> _RECORDS TO USE_:

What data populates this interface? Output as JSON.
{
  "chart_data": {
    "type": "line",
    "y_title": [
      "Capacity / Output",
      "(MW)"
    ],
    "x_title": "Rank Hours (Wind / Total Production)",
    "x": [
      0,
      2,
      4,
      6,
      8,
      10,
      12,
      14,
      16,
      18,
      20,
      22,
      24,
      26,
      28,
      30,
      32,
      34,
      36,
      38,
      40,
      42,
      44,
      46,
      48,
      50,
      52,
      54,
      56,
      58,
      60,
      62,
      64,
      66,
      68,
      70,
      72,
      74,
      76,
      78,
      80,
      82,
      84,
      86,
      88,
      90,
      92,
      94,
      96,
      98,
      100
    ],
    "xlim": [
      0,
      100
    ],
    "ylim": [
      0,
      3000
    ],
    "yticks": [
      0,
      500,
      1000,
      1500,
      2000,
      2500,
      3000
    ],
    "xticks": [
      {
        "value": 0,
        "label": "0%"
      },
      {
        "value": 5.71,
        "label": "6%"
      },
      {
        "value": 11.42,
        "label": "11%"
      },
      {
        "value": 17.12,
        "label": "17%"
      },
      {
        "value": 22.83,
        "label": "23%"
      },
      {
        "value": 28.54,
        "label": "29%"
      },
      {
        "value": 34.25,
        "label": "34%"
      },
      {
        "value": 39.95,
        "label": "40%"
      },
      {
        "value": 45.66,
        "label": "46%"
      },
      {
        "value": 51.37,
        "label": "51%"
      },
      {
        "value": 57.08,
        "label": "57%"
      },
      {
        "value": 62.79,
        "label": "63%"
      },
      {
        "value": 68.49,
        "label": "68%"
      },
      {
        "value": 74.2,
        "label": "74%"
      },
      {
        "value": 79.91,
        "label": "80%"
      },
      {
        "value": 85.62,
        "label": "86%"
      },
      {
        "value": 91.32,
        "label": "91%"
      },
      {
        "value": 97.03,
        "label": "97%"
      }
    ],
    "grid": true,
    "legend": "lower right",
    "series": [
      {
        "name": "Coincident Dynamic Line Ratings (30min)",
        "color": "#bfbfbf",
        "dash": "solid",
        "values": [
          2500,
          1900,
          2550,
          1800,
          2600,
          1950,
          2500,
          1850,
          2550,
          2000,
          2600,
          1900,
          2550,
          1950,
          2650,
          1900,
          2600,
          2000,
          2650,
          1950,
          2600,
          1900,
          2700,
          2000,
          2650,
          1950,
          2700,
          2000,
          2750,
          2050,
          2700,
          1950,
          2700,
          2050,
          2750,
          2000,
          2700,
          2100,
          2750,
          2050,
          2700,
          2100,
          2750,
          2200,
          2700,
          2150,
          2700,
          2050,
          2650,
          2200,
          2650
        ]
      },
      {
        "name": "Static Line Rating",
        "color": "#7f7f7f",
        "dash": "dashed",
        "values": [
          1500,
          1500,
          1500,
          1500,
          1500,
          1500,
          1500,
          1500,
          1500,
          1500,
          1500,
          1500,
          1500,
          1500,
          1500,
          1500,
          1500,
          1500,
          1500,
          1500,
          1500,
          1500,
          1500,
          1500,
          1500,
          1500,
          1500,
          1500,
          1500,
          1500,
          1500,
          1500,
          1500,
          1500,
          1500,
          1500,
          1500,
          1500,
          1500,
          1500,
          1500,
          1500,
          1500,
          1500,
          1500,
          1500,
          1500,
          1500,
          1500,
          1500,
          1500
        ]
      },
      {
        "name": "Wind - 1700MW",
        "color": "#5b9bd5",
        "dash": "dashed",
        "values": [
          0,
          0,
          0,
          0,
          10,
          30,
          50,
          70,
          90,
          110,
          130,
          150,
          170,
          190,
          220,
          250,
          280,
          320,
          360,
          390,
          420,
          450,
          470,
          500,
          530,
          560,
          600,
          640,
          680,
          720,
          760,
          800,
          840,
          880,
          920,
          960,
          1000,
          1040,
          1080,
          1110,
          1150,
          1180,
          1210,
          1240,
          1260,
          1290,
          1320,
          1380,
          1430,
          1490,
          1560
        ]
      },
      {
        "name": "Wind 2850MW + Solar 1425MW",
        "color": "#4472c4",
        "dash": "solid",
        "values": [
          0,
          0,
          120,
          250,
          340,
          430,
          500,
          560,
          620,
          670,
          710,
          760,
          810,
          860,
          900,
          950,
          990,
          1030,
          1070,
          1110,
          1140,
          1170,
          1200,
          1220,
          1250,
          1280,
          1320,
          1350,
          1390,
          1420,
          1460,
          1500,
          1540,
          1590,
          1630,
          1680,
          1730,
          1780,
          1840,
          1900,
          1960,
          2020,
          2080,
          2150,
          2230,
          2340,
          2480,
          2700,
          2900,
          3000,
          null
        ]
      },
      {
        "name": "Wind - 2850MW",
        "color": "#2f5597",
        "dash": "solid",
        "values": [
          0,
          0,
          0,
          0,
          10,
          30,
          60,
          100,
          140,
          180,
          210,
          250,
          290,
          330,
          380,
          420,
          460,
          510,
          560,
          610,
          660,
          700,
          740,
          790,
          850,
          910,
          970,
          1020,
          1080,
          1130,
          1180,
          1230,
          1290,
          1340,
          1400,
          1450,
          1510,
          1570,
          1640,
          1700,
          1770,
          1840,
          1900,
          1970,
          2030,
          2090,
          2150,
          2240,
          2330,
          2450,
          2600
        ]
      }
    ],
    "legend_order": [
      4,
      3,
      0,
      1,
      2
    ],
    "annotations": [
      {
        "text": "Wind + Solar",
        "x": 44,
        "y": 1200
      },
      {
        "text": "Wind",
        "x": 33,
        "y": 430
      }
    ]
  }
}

> _THE PROBLEM_: Repeat the records above exactly, from the first line to the last.

> _TASK OUTPUT_:
What data populates this interface? Output as JSON.
{
  "chart_data": {
    "type": "line",
    "y_title": [
      "Capacity / Output",
      "(MW)"
    ],
    "x_title": "Rank Hours (Wind / Total Production)",
    "x": [
      0,
      2,
      4,
      6,
      8,
      10,
      12,
      14,
      16,
      18,
      20,
      22,
      24,
      26,
      28,
      30,
      32,
      34,
      36,
      38,
      40,
      42,
      44,
      46,
      48,
      50,
      52,
      54,
      56,
      58,
      60,
      62,
      64,
      66,
      68,
      70,
      72,
      74,
      76,
      78,
      80,
      82,
      84,
      86,
      88,
      90,
      92,
      94,
      96,
      98,
      100
    ],
    "xlim": [
      0,
      100
    ],
    "ylim": [
      0,
      3000
    ],
    "yticks": [
      0,
      500,
      1000,
      1500,
      2000,
      2500,
      3000
    ],
    "xticks": [
      {
        "value": 0,
        "label": "0%"
      },
      {
        "value": 5.71,
        "label": "6%"
      },
      {
        "value": 11.42,
        "label": "11%"
      },
      {
        "value": 17.12,
        "label": "17%"
      },
      {
        "value": 22.83,
        "label": "23%"
      },
      {
        "value": 28.54,
        "label": "29%"
      },
      {
        "value": 34.25,
        "label": "34%"
      },
      {
        "value": 39.95,
        "label": "40%"
      },
      {
        "value": 45.66,
        "label": "46%"
      },
      {
        "value": 51.37,
        "label": "51%"
      },
      {
        "value": 57.08,
        "label": "57%"
      },
      {
        "value": 62.79,
        "label": "63%"
      },
      {
        "value": 68.49,
        "label": "68%"
      },
      {
        "value": 74.2,
        "label": "74%"
      },
      {
        "value": 79.91,
        "label": "80%"
      },
      {
        "value": 85.62,
        "label": "86%"
      },
      {
        "value": 91.32,
        "label": "91%"
      },
      {
        "value": 97.03,
        "label": "97%"
      }
    ],
    "grid": true,
    "legend": "lower right",
    "series": [
      {
        "name": "Coincident Dynamic Line Ratings (30min)",
        "color": "#bfbfbf",
        "dash": "solid",
        "values": [
          2500,
          1900,
          2550,
          1800,
          2600,
          1950,
          2500,
          1850,
          2550,
          2000,
          2600,
          1900,
          2550,
          1950,
          2650,
          1900,
          2600,
          2000,
          2650,
          1950,
          2600,
          1900,
          2700,
          2000,
          2650,
          1950,
          2700,
          2000,
          2750,
          2050,
          2700,
          1950,
          2700,
          2050,
          2750,
          2000,
          2700,
          2100,
          2750,
          2050,
          2700,
          2100,
          2750,
          2200,
          2700,
          2150,
          2700,
          2050,
          2650,
          2200,
          2650
        ]
      },
      {
        "name": "Static Line Rating",
        "color": "#7f7f7f",
        "dash": "dashed",
        "values": [
          1500,
          1500,
          1500,
          1500,
          1500,
          1500,
          1500,
          1500,
          1500,
          1500,
          1500,
          1500,
          1500,
          1500,
          1500,
          1500,
          1500,
          1500,
          1500,
          1500,
          1500,
          1500,
          1500,
          1500,
          1500,
          1500,
          1500,
          1500,
          1500,
          1500,
          1500,
          1500,
          1500,
          1500,
          1500,
          1500,
          1500,
          1500,
          1500,
          1500,
          1500,
          1500,
          1500,
          1500,
          1500,
          1500,
          1500,
          1500,
          1500,
          1500,
          1500
        ]
      },
      {
        "name": "Wind - 1700MW",
        "color": "#5b9bd5",
        "dash": "dashed",
        "values": [
          0,
          0,
          0,
          0,
          10,
          30,
          50,
          70,
          90,
          110,
          130,
          150,
          170,
          190,
          220,
          250,
          280,
          320,
          360,
          390,
          420,
          450,
          470,
          500,
          530,
          560,
          600,
          640,
          680,
          720,
          760,
          800,
          840,
          880,
          920,
          960,
          1000,
          1040,
          1080,
          1110,
          1150,
          1180,
          1210,
          1240,
          1260,
          1290,
          1320,
          1380,
          1430,
          1490,
          1560
        ]
      },
      {
        "name": "Wind 2850MW + Solar 1425MW",
        "color": "#4472c4",
        "dash": "solid",
        "values": [
          0,
          0,
          120,
          250,
          340,
          430,
          500,
          560,
          620,
          670,
          710,
          760,
          810,
          860,
          900,
          950,
          990,
          1030,
          1070,
          1110,
          1140,
          1170,
          1200,
          1220,
          1250,
          1280,
          1320,
          1350,
          1390,
          1420,
          1460,
          1500,
          1540,
          1590,
          1630,
          1680,
          1730,
          1780,
          1840,
          1900,
          1960,
          2020,
          2080,
          2150,
          2230,
          2340,
          2480,
          2700,
          2900,
          3000,
          null
        ]
      },
      {
        "name": "Wind - 2850MW",
        "color": "#2f5597",
        "dash": "solid",
        "values": [
          0,
          0,
          0,
          0,
          10,
          30,
          60,
          100,
          140,
          180,
          210,
          250,
          290,
          330,
          380,
          420,
          460,
          510,
          560,
          610,
          660,
          700,
          740,
          790,
          850,
          910,
          970,
          1020,
          1080,
          1130,
          1180,
          1230,
          1290,
          1340,
          1400,
          1450,
          1510,
          1570,
          1640,
          1700,
          1770,
          1840,
          1900,
          1970,
          2030,
          2090,
          2150,
          2240,
          2330,
          2450,
          2600
        ]
      }
    ],
    "legend_order": [
      4,
      3,
      0,
      1,
      2
    ],
    "annotations": [
      {
        "text": "Wind + Solar",
        "x": 44,
        "y": 1200
      },
      {
        "text": "Wind",
        "x": 33,
        "y": 430
      }
    ]
  }
}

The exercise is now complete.